Stored records
□ □ □ □

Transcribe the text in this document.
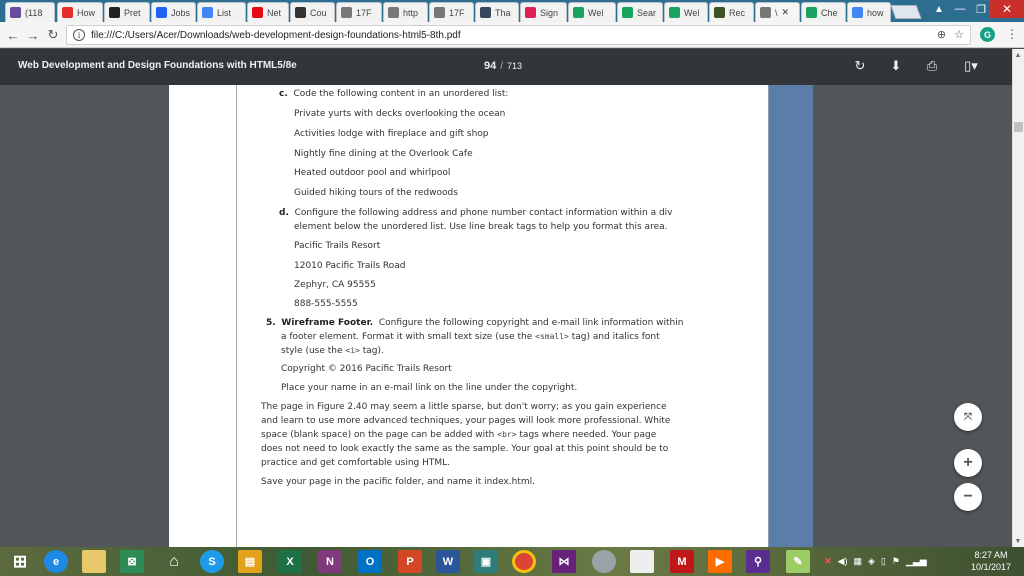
(118	How	Pret	Jobs	List	Net	Cou	17F	http	17F	Tha	Sign	Wel	Sear	Wel	Rec	\ ✕	Che	how	▲ — ❐	✕
← → ↻	i	file:///C:/Users/Acer/Downloads/web-development-design-foundations-html5-8th.pdf	⊕ ☆	G	⋮
Web Development and Design Foundations with HTML5/8e	94 / 713	↻ ⬇ ⎙	▯▾
c. Code the following content in an unordered list:
Private yurts with decks overlooking the ocean
Activities lodge with fireplace and gift shop
Nightly fine dining at the Overlook Cafe
Heated outdoor pool and whirlpool
Guided hiking tours of the redwoods
d. Configure the following address and phone number contact information within a div
element below the unordered list. Use line break tags to help you format this area.
Pacific Trails Resort
12010 Pacific Trails Road
Zephyr, CA 95555
888-555-5555
5. Wireframe Footer. Configure the following copyright and e-mail link information within
a footer element. Format it with small text size (use the <small> tag) and italics font
style (use the <i> tag).
Copyright © 2016 Pacific Trails Resort
Place your name in an e-mail link on the line under the copyright.
The page in Figure 2.40 may seem a little sparse, but don't worry; as you gain experience
and learn to use more advanced techniques, your pages will look more professional. White
space (blank space) on the page can be added with <br> tags where needed. Your page
does not need to look exactly the same as the sample. Your goal at this point should be to
practice and get comfortable using HTML.
Save your page in the pacific folder, and name it index.html.
⤧
+
−
▲
▼
⊞	e	⊠	⌂	S	▤	X	N	O	P	W	▣	⋈	M	▶	⚲	✎	✕ ◀) ▦ ◈ ▯ ⚑ ▁▃▅
8:27 AM
10/1/2017
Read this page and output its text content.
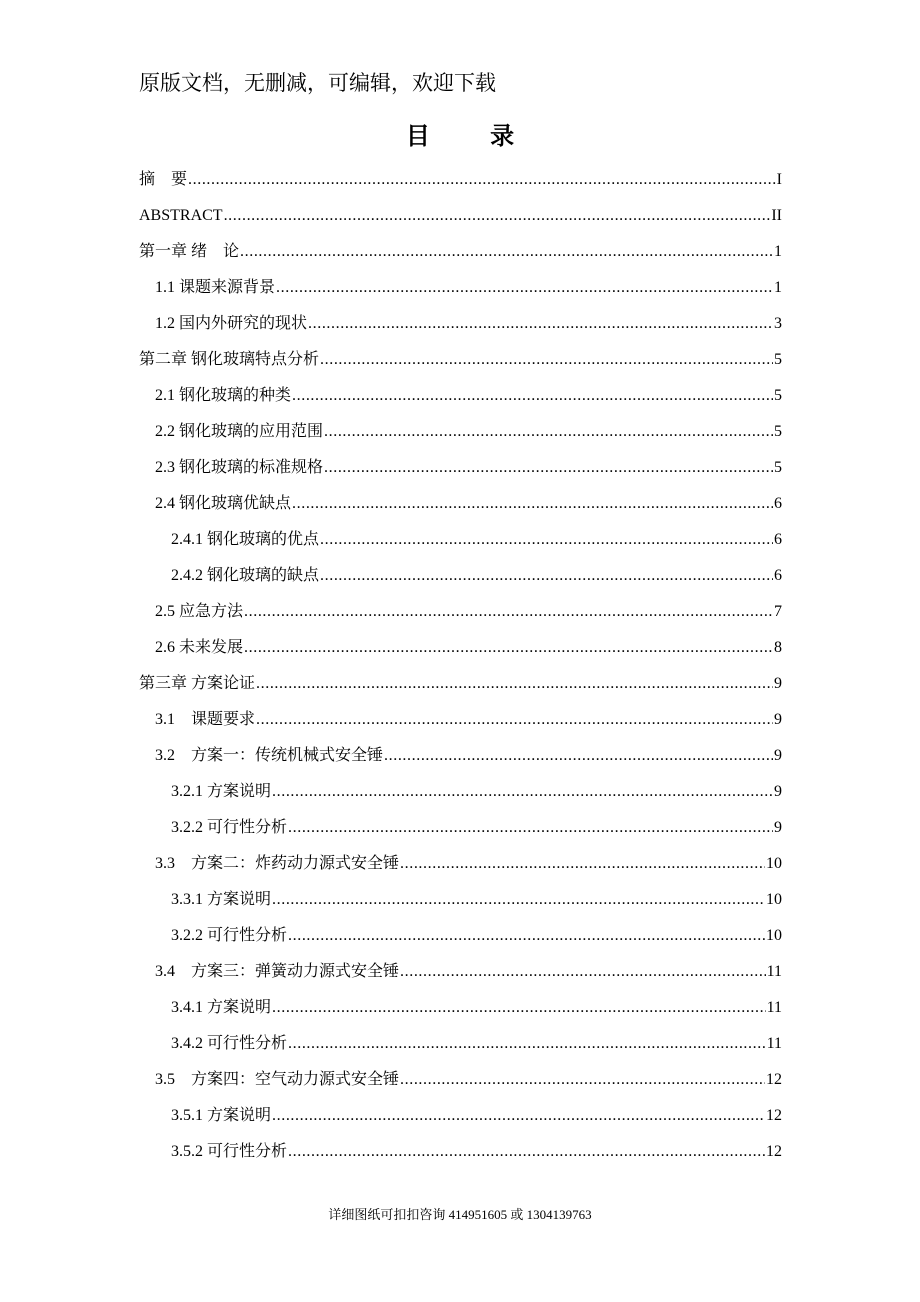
原版文档，无删减，可编辑，欢迎下载
目 录
摘　要 .....	I
ABSTRACT .....	II
第一章 绪　论 .....	1
1.1 课题来源背景 .....	1
1.2 国内外研究的现状 .....	3
第二章 钢化玻璃特点分析 .....	5
2.1 钢化玻璃的种类 .....	5
2.2 钢化玻璃的应用范围 .....	5
2.3 钢化玻璃的标准规格 .....	5
2.4 钢化玻璃优缺点 .....	6
2.4.1 钢化玻璃的优点 .....	6
2.4.2 钢化玻璃的缺点 .....	6
2.5 应急方法 .....	7
2.6 未来发展 .....	8
第三章 方案论证 .....	9
3.1　课题要求 .....	9
3.2　方案一：传统机械式安全锤 .....	9
3.2.1 方案说明 .....	9
3.2.2 可行性分析 .....	9
3.3　方案二：炸药动力源式安全锤 .....	10
3.3.1 方案说明 .....	10
3.2.2 可行性分析 .....	10
3.4　方案三：弹簧动力源式安全锤 .....	11
3.4.1 方案说明 .....	11
3.4.2 可行性分析 .....	11
3.5　方案四：空气动力源式安全锤 .....	12
3.5.1 方案说明 .....	12
3.5.2 可行性分析 .....	12
详细图纸可扣扣咨询 414951605 或 1304139763
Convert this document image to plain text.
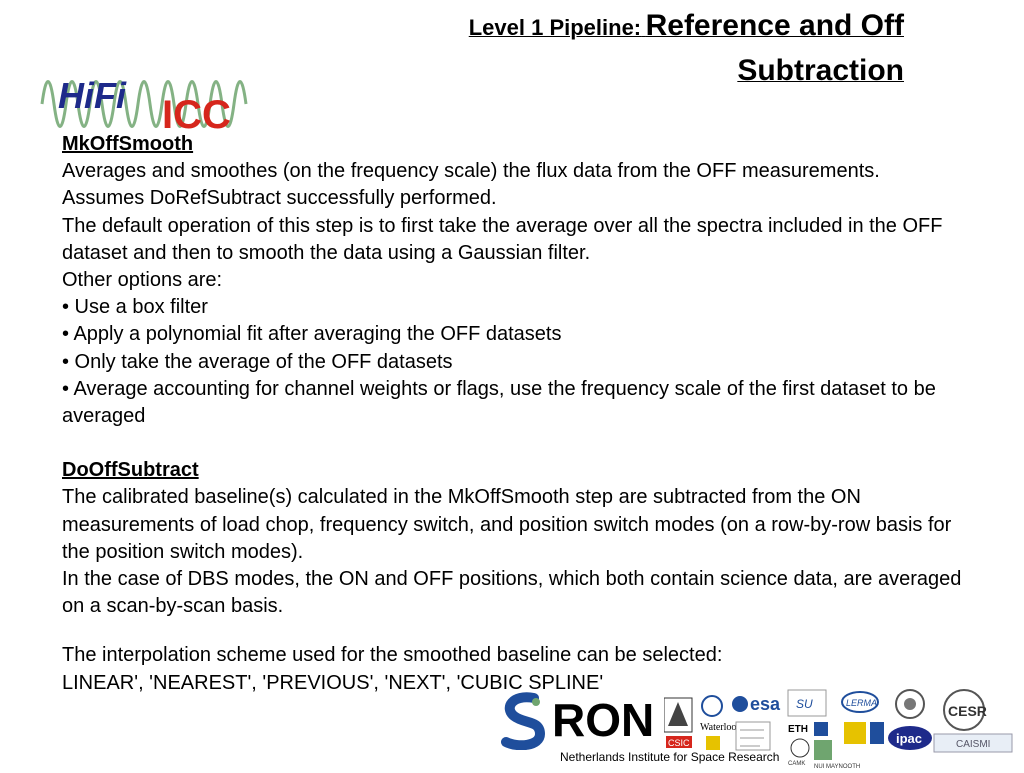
Level 1 Pipeline: Reference and Off Subtraction
HiFi ICC

MkOffSmooth

Averages and smoothes (on the frequency scale) the flux data from the OFF measurements. Assumes DoRefSubtract successfully performed.

The default operation of this step is to first take the average over all the spectra included in the OFF dataset and then to smooth the data using a Gaussian filter.

Other options are:

• Use a box filter

• Apply a polynomial fit after averaging the OFF datasets

• Only take the average of the OFF datasets

• Average accounting for channel weights or flags, use the frequency scale of the first dataset to be averaged

DoOffSubtract

The calibrated baseline(s) calculated in the MkOffSmooth step are subtracted from the ON measurements of load chop, frequency switch, and position switch modes (on a row-by-row basis for the position switch modes).

In the case of DBS modes, the ON and OFF positions, which both contain science data, are averaged on a scan-by-scan basis.

The interpolation scheme used for the smoothed baseline can be selected:

LINEAR', 'NEAREST', 'PREVIOUS', 'NEXT', 'CUBIC SPLINE'

RON
Netherlands Institute for Space Research
CSIC
Waterloo
esa SU
ETH
CAMK NUI MAYNOOTH
LERMA
ipac
CESR
CAISMI
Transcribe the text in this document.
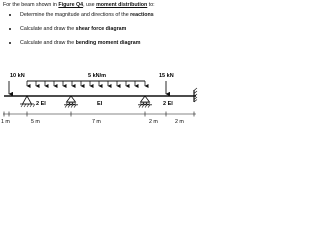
For the beam shown in Figure Q4, use moment distribution to:
Determine the magnitude and directions of the reactions
Calculate and draw the shear force diagram
Calculate and draw the bending moment diagram
10 kN	5 kN/m	15 kN
2 EI	EI	2 EI
1 m	5 m	7 m	2 m	2 m
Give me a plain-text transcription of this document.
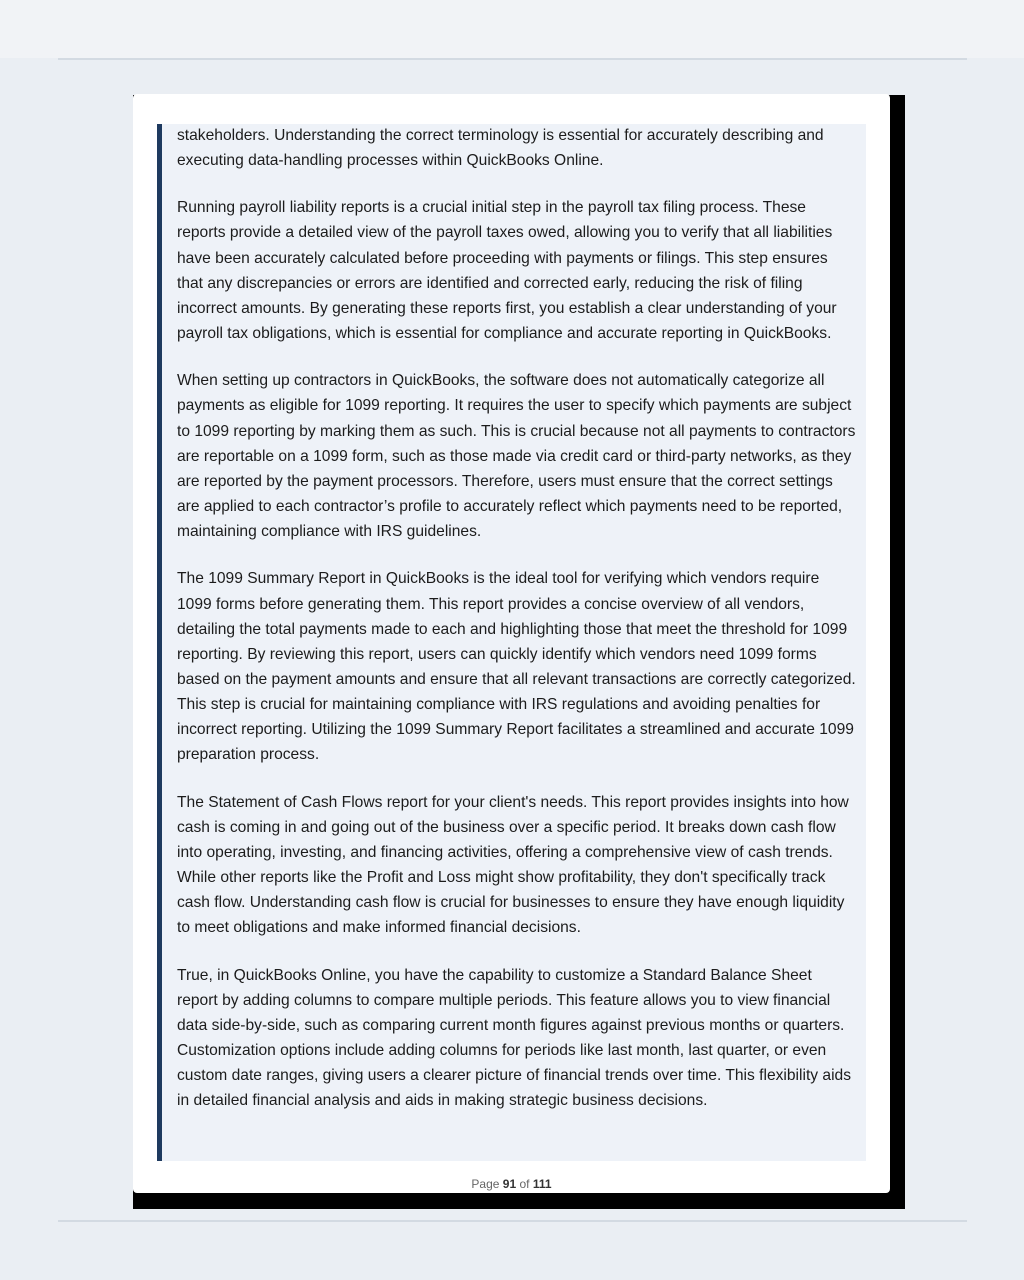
stakeholders. Understanding the correct terminology is essential for accurately describing and executing data-handling processes within QuickBooks Online.

Running payroll liability reports is a crucial initial step in the payroll tax filing process. These reports provide a detailed view of the payroll taxes owed, allowing you to verify that all liabilities have been accurately calculated before proceeding with payments or filings. This step ensures that any discrepancies or errors are identified and corrected early, reducing the risk of filing incorrect amounts. By generating these reports first, you establish a clear understanding of your payroll tax obligations, which is essential for compliance and accurate reporting in QuickBooks.

When setting up contractors in QuickBooks, the software does not automatically categorize all payments as eligible for 1099 reporting. It requires the user to specify which payments are subject to 1099 reporting by marking them as such. This is crucial because not all payments to contractors are reportable on a 1099 form, such as those made via credit card or third-party networks, as they are reported by the payment processors. Therefore, users must ensure that the correct settings are applied to each contractor’s profile to accurately reflect which payments need to be reported, maintaining compliance with IRS guidelines.

The 1099 Summary Report in QuickBooks is the ideal tool for verifying which vendors require 1099 forms before generating them. This report provides a concise overview of all vendors, detailing the total payments made to each and highlighting those that meet the threshold for 1099 reporting. By reviewing this report, users can quickly identify which vendors need 1099 forms based on the payment amounts and ensure that all relevant transactions are correctly categorized. This step is crucial for maintaining compliance with IRS regulations and avoiding penalties for incorrect reporting. Utilizing the 1099 Summary Report facilitates a streamlined and accurate 1099 preparation process.

The Statement of Cash Flows report for your client's needs. This report provides insights into how cash is coming in and going out of the business over a specific period. It breaks down cash flow into operating, investing, and financing activities, offering a comprehensive view of cash trends. While other reports like the Profit and Loss might show profitability, they don't specifically track cash flow. Understanding cash flow is crucial for businesses to ensure they have enough liquidity to meet obligations and make informed financial decisions.

True, in QuickBooks Online, you have the capability to customize a Standard Balance Sheet report by adding columns to compare multiple periods. This feature allows you to view financial data side-by-side, such as comparing current month figures against previous months or quarters. Customization options include adding columns for periods like last month, last quarter, or even custom date ranges, giving users a clearer picture of financial trends over time. This flexibility aids in detailed financial analysis and aids in making strategic business decisions.

Page 91 of 111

□ □ □ □

== PROBLEM REQUIREMENTS ==
Copy the records exactly. Skip the pictures.

== WRITTEN RESPONSE ==
Transcribe the text in this document.
(118	How	Pret	Jobs	List	Net	Cou	17F	http	17F	Tha	Sign	Wel	Sear	Wel	Rec	\ ✕	Che	how	▲ — ❐	✕
← → ↻	i	file:///C:/Users/Acer/Downloads/web-development-design-foundations-html5-8th.pdf	⊕ ☆	G	⋮
Web Development and Design Foundations with HTML5/8e	94 / 713	↻ ⬇ ⎙	▯▾
c. Code the following content in an unordered list:
Private yurts with decks overlooking the ocean
Activities lodge with fireplace and gift shop
Nightly fine dining at the Overlook Cafe
Heated outdoor pool and whirlpool
Guided hiking tours of the redwoods
d. Configure the following address and phone number contact information within a div
element below the unordered list. Use line break tags to help you format this area.
Pacific Trails Resort
12010 Pacific Trails Road
Zephyr, CA 95555
888-555-5555
5. Wireframe Footer. Configure the following copyright and e-mail link information within
a footer element. Format it with small text size (use the <small> tag) and italics font
style (use the <i> tag).
Copyright © 2016 Pacific Trails Resort
Place your name in an e-mail link on the line under the copyright.
The page in Figure 2.40 may seem a little sparse, but don't worry; as you gain experience
and learn to use more advanced techniques, your pages will look more professional. White
space (blank space) on the page can be added with <br> tags where needed. Your page
does not need to look exactly the same as the sample. Your goal at this point should be to
practice and get comfortable using HTML.
Save your page in the pacific folder, and name it index.html.
⤧
+
−
▲
▼
⊞	e	⊠	⌂	S	▤	X	N	O	P	W	▣	⋈	M	▶	⚲	✎	✕ ◀) ▦ ◈ ▯ ⚑ ▁▃▅
8:27 AM
10/1/2017
Read this page and output its text content.
原版文档，无删减，可编辑，欢迎下载
目 录
摘　要 .....	I
ABSTRACT .....	II
第一章 绪　论 .....	1
1.1 课题来源背景 .....	1
1.2 国内外研究的现状 .....	3
第二章 钢化玻璃特点分析 .....	5
2.1 钢化玻璃的种类 .....	5
2.2 钢化玻璃的应用范围 .....	5
2.3 钢化玻璃的标准规格 .....	5
2.4 钢化玻璃优缺点 .....	6
2.4.1 钢化玻璃的优点 .....	6
2.4.2 钢化玻璃的缺点 .....	6
2.5 应急方法 .....	7
2.6 未来发展 .....	8
第三章 方案论证 .....	9
3.1　课题要求 .....	9
3.2　方案一：传统机械式安全锤 .....	9
3.2.1 方案说明 .....	9
3.2.2 可行性分析 .....	9
3.3　方案二：炸药动力源式安全锤 .....	10
3.3.1 方案说明 .....	10
3.2.2 可行性分析 .....	10
3.4　方案三：弹簧动力源式安全锤 .....	11
3.4.1 方案说明 .....	11
3.4.2 可行性分析 .....	11
3.5　方案四：空气动力源式安全锤 .....	12
3.5.1 方案说明 .....	12
3.5.2 可行性分析 .....	12
详细图纸可扣扣咨询 414951605 或 1304139763
Convert this document image to plain text.
Level 1 Pipeline: Reference and Off Subtraction
HiFi ICC

MkOffSmooth

Averages and smoothes (on the frequency scale) the flux data from the OFF measurements. Assumes DoRefSubtract successfully performed.

The default operation of this step is to first take the average over all the spectra included in the OFF dataset and then to smooth the data using a Gaussian filter.

Other options are:

• Use a box filter

• Apply a polynomial fit after averaging the OFF datasets

• Only take the average of the OFF datasets

• Average accounting for channel weights or flags, use the frequency scale of the first dataset to be averaged

DoOffSubtract

The calibrated baseline(s) calculated in the MkOffSmooth step are subtracted from the ON measurements of load chop, frequency switch, and position switch modes (on a row-by-row basis for the position switch modes).

In the case of DBS modes, the ON and OFF positions, which both contain science data, are averaged on a scan-by-scan basis.

The interpolation scheme used for the smoothed baseline can be selected:

LINEAR', 'NEAREST', 'PREVIOUS', 'NEXT', 'CUBIC SPLINE'

RON
Netherlands Institute for Space Research
CSIC
Waterloo
esa SU
ETH
CAMK NUI MAYNOOTH
LERMA
ipac
CESR
CAISMI
Transcribe the text in this document.
For the beam shown in Figure Q4, use moment distribution to:
Determine the magnitude and directions of the reactions
Calculate and draw the shear force diagram
Calculate and draw the bending moment diagram
10 kN	5 kN/m	15 kN
2 EI	EI	2 EI
1 m	5 m	7 m	2 m	2 m
Give me a plain-text transcription of this document.
stakeholders. Understanding the correct terminology is essential for accurately describing and executing data-handling processes within QuickBooks Online.

Running payroll liability reports is a crucial initial step in the payroll tax filing process. These reports provide a detailed view of the payroll taxes owed, allowing you to verify that all liabilities have been accurately calculated before proceeding with payments or filings. This step ensures that any discrepancies or errors are identified and corrected early, reducing the risk of filing incorrect amounts. By generating these reports first, you establish a clear understanding of your payroll tax obligations, which is essential for compliance and accurate reporting in QuickBooks.

When setting up contractors in QuickBooks, the software does not automatically categorize all payments as eligible for 1099 reporting. It requires the user to specify which payments are subject to 1099 reporting by marking them as such. This is crucial because not all payments to contractors are reportable on a 1099 form, such as those made via credit card or third-party networks, as they are reported by the payment processors. Therefore, users must ensure that the correct settings are applied to each contractor’s profile to accurately reflect which payments need to be reported, maintaining compliance with IRS guidelines.

The 1099 Summary Report in QuickBooks is the ideal tool for verifying which vendors require 1099 forms before generating them. This report provides a concise overview of all vendors, detailing the total payments made to each and highlighting those that meet the threshold for 1099 reporting. By reviewing this report, users can quickly identify which vendors need 1099 forms based on the payment amounts and ensure that all relevant transactions are correctly categorized. This step is crucial for maintaining compliance with IRS regulations and avoiding penalties for incorrect reporting. Utilizing the 1099 Summary Report facilitates a streamlined and accurate 1099 preparation process.

The Statement of Cash Flows report for your client's needs. This report provides insights into how cash is coming in and going out of the business over a specific period. It breaks down cash flow into operating, investing, and financing activities, offering a comprehensive view of cash trends. While other reports like the Profit and Loss might show profitability, they don't specifically track cash flow. Understanding cash flow is crucial for businesses to ensure they have enough liquidity to meet obligations and make informed financial decisions.

True, in QuickBooks Online, you have the capability to customize a Standard Balance Sheet report by adding columns to compare multiple periods. This feature allows you to view financial data side-by-side, such as comparing current month figures against previous months or quarters. Customization options include adding columns for periods like last month, last quarter, or even custom date ranges, giving users a clearer picture of financial trends over time. This flexibility aids in detailed financial analysis and aids in making strategic business decisions.

Page 91 of 111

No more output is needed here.